Figure record extracts:
━━━━━━━━━━━━━━━━━━━━━━━━━━━━━━
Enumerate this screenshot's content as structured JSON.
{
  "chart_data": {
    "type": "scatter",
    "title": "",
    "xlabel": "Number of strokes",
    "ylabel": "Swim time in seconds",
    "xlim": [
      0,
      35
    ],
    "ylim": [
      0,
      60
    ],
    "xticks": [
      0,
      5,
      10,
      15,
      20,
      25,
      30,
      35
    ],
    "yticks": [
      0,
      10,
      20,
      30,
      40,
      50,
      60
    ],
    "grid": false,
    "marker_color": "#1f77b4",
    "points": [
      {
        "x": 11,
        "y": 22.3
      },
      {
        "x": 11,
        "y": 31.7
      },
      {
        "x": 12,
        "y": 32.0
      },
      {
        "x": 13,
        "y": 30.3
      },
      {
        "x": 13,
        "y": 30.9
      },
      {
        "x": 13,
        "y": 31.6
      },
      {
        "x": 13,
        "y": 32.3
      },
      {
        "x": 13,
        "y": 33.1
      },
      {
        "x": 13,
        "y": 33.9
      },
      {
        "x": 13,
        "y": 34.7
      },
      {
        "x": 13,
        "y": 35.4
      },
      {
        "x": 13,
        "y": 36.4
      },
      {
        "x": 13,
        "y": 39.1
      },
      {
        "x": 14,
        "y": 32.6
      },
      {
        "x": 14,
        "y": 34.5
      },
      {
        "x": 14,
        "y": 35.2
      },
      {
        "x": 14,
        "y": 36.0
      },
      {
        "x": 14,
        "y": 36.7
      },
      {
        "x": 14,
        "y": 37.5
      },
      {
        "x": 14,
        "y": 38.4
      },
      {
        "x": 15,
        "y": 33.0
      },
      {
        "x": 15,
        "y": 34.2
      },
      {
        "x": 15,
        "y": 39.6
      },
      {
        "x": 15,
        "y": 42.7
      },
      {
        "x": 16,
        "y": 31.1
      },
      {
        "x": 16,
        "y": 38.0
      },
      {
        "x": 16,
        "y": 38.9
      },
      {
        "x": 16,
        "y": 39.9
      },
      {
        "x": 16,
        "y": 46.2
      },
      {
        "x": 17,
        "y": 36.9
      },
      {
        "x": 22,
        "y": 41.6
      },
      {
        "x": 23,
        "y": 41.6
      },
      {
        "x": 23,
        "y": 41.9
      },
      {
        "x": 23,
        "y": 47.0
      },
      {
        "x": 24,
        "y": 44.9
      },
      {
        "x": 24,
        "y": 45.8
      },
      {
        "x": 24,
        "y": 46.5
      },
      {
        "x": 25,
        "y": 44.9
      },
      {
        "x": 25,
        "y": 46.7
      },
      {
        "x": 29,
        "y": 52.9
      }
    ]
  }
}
━━━━━━━━━━━━━━━━━━━━━━━━━━━━━━
Restate every entry word for word.

Enumerate this screenshot's content as structured JSON.
{
  "chart_data": {
    "type": "scatter",
    "title": "",
    "xlabel": "Number of strokes",
    "ylabel": "Swim time in seconds",
    "xlim": [
      0,
      35
    ],
    "ylim": [
      0,
      60
    ],
    "xticks": [
      0,
      5,
      10,
      15,
      20,
      25,
      30,
      35
    ],
    "yticks": [
      0,
      10,
      20,
      30,
      40,
      50,
      60
    ],
    "grid": false,
    "marker_color": "#1f77b4",
    "points": [
      {
        "x": 11,
        "y": 22.3
      },
      {
        "x": 11,
        "y": 31.7
      },
      {
        "x": 12,
        "y": 32.0
      },
      {
        "x": 13,
        "y": 30.3
      },
      {
        "x": 13,
        "y": 30.9
      },
      {
        "x": 13,
        "y": 31.6
      },
      {
        "x": 13,
        "y": 32.3
      },
      {
        "x": 13,
        "y": 33.1
      },
      {
        "x": 13,
        "y": 33.9
      },
      {
        "x": 13,
        "y": 34.7
      },
      {
        "x": 13,
        "y": 35.4
      },
      {
        "x": 13,
        "y": 36.4
      },
      {
        "x": 13,
        "y": 39.1
      },
      {
        "x": 14,
        "y": 32.6
      },
      {
        "x": 14,
        "y": 34.5
      },
      {
        "x": 14,
        "y": 35.2
      },
      {
        "x": 14,
        "y": 36.0
      },
      {
        "x": 14,
        "y": 36.7
      },
      {
        "x": 14,
        "y": 37.5
      },
      {
        "x": 14,
        "y": 38.4
      },
      {
        "x": 15,
        "y": 33.0
      },
      {
        "x": 15,
        "y": 34.2
      },
      {
        "x": 15,
        "y": 39.6
      },
      {
        "x": 15,
        "y": 42.7
      },
      {
        "x": 16,
        "y": 31.1
      },
      {
        "x": 16,
        "y": 38.0
      },
      {
        "x": 16,
        "y": 38.9
      },
      {
        "x": 16,
        "y": 39.9
      },
      {
        "x": 16,
        "y": 46.2
      },
      {
        "x": 17,
        "y": 36.9
      },
      {
        "x": 22,
        "y": 41.6
      },
      {
        "x": 23,
        "y": 41.6
      },
      {
        "x": 23,
        "y": 41.9
      },
      {
        "x": 23,
        "y": 47.0
      },
      {
        "x": 24,
        "y": 44.9
      },
      {
        "x": 24,
        "y": 45.8
      },
      {
        "x": 24,
        "y": 46.5
      },
      {
        "x": 25,
        "y": 44.9
      },
      {
        "x": 25,
        "y": 46.7
      },
      {
        "x": 29,
        "y": 52.9
      }
    ]
  }
}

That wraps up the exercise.